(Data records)
........

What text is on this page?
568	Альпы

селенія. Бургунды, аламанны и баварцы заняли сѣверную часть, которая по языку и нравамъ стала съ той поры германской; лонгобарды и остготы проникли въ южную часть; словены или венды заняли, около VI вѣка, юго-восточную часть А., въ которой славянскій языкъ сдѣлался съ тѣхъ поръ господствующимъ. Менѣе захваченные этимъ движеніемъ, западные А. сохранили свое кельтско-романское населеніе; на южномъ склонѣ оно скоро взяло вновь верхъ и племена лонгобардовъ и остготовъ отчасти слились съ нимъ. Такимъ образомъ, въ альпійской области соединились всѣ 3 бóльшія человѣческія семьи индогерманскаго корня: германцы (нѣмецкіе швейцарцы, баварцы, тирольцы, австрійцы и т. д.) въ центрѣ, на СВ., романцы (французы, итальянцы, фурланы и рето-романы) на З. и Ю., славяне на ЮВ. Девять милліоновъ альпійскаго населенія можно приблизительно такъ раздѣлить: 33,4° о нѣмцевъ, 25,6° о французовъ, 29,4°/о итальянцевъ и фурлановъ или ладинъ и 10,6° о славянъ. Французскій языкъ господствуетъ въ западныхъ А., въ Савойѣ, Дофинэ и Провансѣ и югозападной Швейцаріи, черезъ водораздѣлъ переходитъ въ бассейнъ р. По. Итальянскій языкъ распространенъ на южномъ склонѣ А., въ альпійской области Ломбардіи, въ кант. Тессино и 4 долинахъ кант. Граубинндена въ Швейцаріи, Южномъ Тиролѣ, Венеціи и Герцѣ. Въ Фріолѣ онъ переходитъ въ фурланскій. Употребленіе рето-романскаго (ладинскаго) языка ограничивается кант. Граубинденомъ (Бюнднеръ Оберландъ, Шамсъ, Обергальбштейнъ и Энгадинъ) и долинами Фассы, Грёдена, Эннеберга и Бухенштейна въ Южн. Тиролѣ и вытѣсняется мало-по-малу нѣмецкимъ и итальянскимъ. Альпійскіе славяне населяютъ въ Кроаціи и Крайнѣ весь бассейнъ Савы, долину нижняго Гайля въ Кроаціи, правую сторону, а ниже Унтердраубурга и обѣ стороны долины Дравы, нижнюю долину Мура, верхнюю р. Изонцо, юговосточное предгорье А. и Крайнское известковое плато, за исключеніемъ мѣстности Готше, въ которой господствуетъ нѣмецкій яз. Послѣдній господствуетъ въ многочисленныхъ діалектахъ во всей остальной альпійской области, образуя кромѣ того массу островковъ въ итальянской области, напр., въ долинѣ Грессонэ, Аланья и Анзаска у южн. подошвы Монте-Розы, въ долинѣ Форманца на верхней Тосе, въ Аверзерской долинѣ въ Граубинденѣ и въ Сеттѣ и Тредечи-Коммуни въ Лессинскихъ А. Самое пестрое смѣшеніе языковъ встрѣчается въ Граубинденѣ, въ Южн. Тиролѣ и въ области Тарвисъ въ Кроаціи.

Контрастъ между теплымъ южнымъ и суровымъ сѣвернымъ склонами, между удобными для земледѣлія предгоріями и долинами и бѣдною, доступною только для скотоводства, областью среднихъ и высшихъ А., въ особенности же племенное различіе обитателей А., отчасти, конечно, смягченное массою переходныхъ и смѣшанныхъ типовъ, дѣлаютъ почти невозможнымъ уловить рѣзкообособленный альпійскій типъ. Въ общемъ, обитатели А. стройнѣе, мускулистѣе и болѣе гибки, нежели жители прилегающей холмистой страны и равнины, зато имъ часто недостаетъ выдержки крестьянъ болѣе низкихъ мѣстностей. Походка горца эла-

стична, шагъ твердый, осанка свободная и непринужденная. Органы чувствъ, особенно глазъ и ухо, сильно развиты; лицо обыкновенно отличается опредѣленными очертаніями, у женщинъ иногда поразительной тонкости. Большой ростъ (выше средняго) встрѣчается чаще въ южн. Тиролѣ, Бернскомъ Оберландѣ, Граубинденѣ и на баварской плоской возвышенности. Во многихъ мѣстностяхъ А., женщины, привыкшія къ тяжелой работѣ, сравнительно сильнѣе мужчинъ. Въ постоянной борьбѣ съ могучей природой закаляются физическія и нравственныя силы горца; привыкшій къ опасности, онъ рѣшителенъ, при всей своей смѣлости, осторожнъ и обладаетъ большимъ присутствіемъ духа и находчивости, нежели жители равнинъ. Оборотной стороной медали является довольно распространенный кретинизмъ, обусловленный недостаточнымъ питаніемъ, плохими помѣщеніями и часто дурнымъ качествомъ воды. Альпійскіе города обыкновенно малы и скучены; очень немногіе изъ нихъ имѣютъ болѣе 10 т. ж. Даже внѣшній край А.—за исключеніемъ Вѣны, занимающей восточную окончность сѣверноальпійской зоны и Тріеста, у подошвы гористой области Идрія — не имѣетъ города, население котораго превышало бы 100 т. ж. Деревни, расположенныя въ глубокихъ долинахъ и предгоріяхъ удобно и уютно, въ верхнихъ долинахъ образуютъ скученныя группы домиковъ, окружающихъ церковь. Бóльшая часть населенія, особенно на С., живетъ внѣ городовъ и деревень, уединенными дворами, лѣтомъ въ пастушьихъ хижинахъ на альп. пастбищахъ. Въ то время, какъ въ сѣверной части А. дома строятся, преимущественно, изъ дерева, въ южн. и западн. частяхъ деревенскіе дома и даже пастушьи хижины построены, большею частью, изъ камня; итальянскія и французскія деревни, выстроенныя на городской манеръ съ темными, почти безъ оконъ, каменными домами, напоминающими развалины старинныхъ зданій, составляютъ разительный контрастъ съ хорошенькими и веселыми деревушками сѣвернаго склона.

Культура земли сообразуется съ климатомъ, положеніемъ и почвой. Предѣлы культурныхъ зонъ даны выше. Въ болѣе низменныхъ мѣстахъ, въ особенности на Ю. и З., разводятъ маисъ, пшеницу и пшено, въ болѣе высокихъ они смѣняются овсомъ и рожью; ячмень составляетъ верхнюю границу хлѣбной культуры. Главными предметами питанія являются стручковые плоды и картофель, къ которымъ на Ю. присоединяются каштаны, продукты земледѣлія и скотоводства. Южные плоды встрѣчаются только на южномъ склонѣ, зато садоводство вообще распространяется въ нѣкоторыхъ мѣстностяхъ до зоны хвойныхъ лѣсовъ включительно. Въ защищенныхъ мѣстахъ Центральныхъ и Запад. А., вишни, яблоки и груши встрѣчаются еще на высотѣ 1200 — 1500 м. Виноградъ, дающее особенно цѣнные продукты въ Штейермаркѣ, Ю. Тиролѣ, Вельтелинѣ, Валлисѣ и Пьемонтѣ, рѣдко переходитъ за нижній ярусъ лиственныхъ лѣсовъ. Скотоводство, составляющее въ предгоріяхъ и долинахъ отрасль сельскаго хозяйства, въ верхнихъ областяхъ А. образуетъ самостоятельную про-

........

Take the entries above and copy them out exactly.

### [Response for this exercise]
What text is on this page?
568	Альпы

селенія. Бургунды, аламанны и баварцы заняли сѣверную часть, которая по языку и нравамъ стала съ той поры германской; лонгобарды и остготы проникли въ южную часть; словены или венды заняли, около VI вѣка, юго-восточную часть А., въ которой славянскій языкъ сдѣлался съ тѣхъ поръ господствующимъ. Менѣе захваченные этимъ движеніемъ, западные А. сохранили свое кельтско-романское населеніе; на южномъ склонѣ оно скоро взяло вновь верхъ и племена лонгобардовъ и остготовъ отчасти слились съ нимъ. Такимъ образомъ, въ альпійской области соединились всѣ 3 бóльшія человѣческія семьи индогерманскаго корня: германцы (нѣмецкіе швейцарцы, баварцы, тирольцы, австрійцы и т. д.) въ центрѣ, на СВ., романцы (французы, итальянцы, фурланы и рето-романы) на З. и Ю., славяне на ЮВ. Девять милліоновъ альпійскаго населенія можно приблизительно такъ раздѣлить: 33,4° о нѣмцевъ, 25,6° о французовъ, 29,4°/о итальянцевъ и фурлановъ или ладинъ и 10,6° о славянъ. Французскій языкъ господствуетъ въ западныхъ А., въ Савойѣ, Дофинэ и Провансѣ и югозападной Швейцаріи, черезъ водораздѣлъ переходитъ въ бассейнъ р. По. Итальянскій языкъ распространенъ на южномъ склонѣ А., въ альпійской области Ломбардіи, въ кант. Тессино и 4 долинахъ кант. Граубинндена въ Швейцаріи, Южномъ Тиролѣ, Венеціи и Герцѣ. Въ Фріолѣ онъ переходитъ въ фурланскій. Употребленіе рето-романскаго (ладинскаго) языка ограничивается кант. Граубинденомъ (Бюнднеръ Оберландъ, Шамсъ, Обергальбштейнъ и Энгадинъ) и долинами Фассы, Грёдена, Эннеберга и Бухенштейна въ Южн. Тиролѣ и вытѣсняется мало-по-малу нѣмецкимъ и итальянскимъ. Альпійскіе славяне населяютъ въ Кроаціи и Крайнѣ весь бассейнъ Савы, долину нижняго Гайля въ Кроаціи, правую сторону, а ниже Унтердраубурга и обѣ стороны долины Дравы, нижнюю долину Мура, верхнюю р. Изонцо, юговосточное предгорье А. и Крайнское известковое плато, за исключеніемъ мѣстности Готше, въ которой господствуетъ нѣмецкій яз. Послѣдній господствуетъ въ многочисленныхъ діалектахъ во всей остальной альпійской области, образуя кромѣ того массу островковъ въ итальянской области, напр., въ долинѣ Грессонэ, Аланья и Анзаска у южн. подошвы Монте-Розы, въ долинѣ Форманца на верхней Тосе, въ Аверзерской долинѣ въ Граубинденѣ и въ Сеттѣ и Тредечи-Коммуни въ Лессинскихъ А. Самое пестрое смѣшеніе языковъ встрѣчается въ Граубинденѣ, въ Южн. Тиролѣ и въ области Тарвисъ въ Кроаціи.

Контрастъ между теплымъ южнымъ и суровымъ сѣвернымъ склонами, между удобными для земледѣлія предгоріями и долинами и бѣдною, доступною только для скотоводства, областью среднихъ и высшихъ А., въ особенности же племенное различіе обитателей А., отчасти, конечно, смягченное массою переходныхъ и смѣшанныхъ типовъ, дѣлаютъ почти невозможнымъ уловить рѣзкообособленный альпійскій типъ. Въ общемъ, обитатели А. стройнѣе, мускулистѣе и болѣе гибки, нежели жители прилегающей холмистой страны и равнины, зато имъ часто недостаетъ выдержки крестьянъ болѣе низкихъ мѣстностей. Походка горца эла-

стична, шагъ твердый, осанка свободная и непринужденная. Органы чувствъ, особенно глазъ и ухо, сильно развиты; лицо обыкновенно отличается опредѣленными очертаніями, у женщинъ иногда поразительной тонкости. Большой ростъ (выше средняго) встрѣчается чаще въ южн. Тиролѣ, Бернскомъ Оберландѣ, Граубинденѣ и на баварской плоской возвышенности. Во многихъ мѣстностяхъ А., женщины, привыкшія къ тяжелой работѣ, сравнительно сильнѣе мужчинъ. Въ постоянной борьбѣ съ могучей природой закаляются физическія и нравственныя силы горца; привыкшій къ опасности, онъ рѣшителенъ, при всей своей смѣлости, осторожнъ и обладаетъ большимъ присутствіемъ духа и находчивости, нежели жители равнинъ. Оборотной стороной медали является довольно распространенный кретинизмъ, обусловленный недостаточнымъ питаніемъ, плохими помѣщеніями и часто дурнымъ качествомъ воды. Альпійскіе города обыкновенно малы и скучены; очень немногіе изъ нихъ имѣютъ болѣе 10 т. ж. Даже внѣшній край А.—за исключеніемъ Вѣны, занимающей восточную окончность сѣверноальпійской зоны и Тріеста, у подошвы гористой области Идрія — не имѣетъ города, население котораго превышало бы 100 т. ж. Деревни, расположенныя въ глубокихъ долинахъ и предгоріяхъ удобно и уютно, въ верхнихъ долинахъ образуютъ скученныя группы домиковъ, окружающихъ церковь. Бóльшая часть населенія, особенно на С., живетъ внѣ городовъ и деревень, уединенными дворами, лѣтомъ въ пастушьихъ хижинахъ на альп. пастбищахъ. Въ то время, какъ въ сѣверной части А. дома строятся, преимущественно, изъ дерева, въ южн. и западн. частяхъ деревенскіе дома и даже пастушьи хижины построены, большею частью, изъ камня; итальянскія и французскія деревни, выстроенныя на городской манеръ съ темными, почти безъ оконъ, каменными домами, напоминающими развалины старинныхъ зданій, составляютъ разительный контрастъ съ хорошенькими и веселыми деревушками сѣвернаго склона.

Культура земли сообразуется съ климатомъ, положеніемъ и почвой. Предѣлы культурныхъ зонъ даны выше. Въ болѣе низменныхъ мѣстахъ, въ особенности на Ю. и З., разводятъ маисъ, пшеницу и пшено, въ болѣе высокихъ они смѣняются овсомъ и рожью; ячмень составляетъ верхнюю границу хлѣбной культуры. Главными предметами питанія являются стручковые плоды и картофель, къ которымъ на Ю. присоединяются каштаны, продукты земледѣлія и скотоводства. Южные плоды встрѣчаются только на южномъ склонѣ, зато садоводство вообще распространяется въ нѣкоторыхъ мѣстностяхъ до зоны хвойныхъ лѣсовъ включительно. Въ защищенныхъ мѣстахъ Центральныхъ и Запад. А., вишни, яблоки и груши встрѣчаются еще на высотѣ 1200 — 1500 м. Виноградъ, дающее особенно цѣнные продукты въ Штейермаркѣ, Ю. Тиролѣ, Вельтелинѣ, Валлисѣ и Пьемонтѣ, рѣдко переходитъ за нижній ярусъ лиственныхъ лѣсовъ. Скотоводство, составляющее въ предгоріяхъ и долинахъ отрасль сельскаго хозяйства, въ верхнихъ областяхъ А. образуетъ самостоятельную про-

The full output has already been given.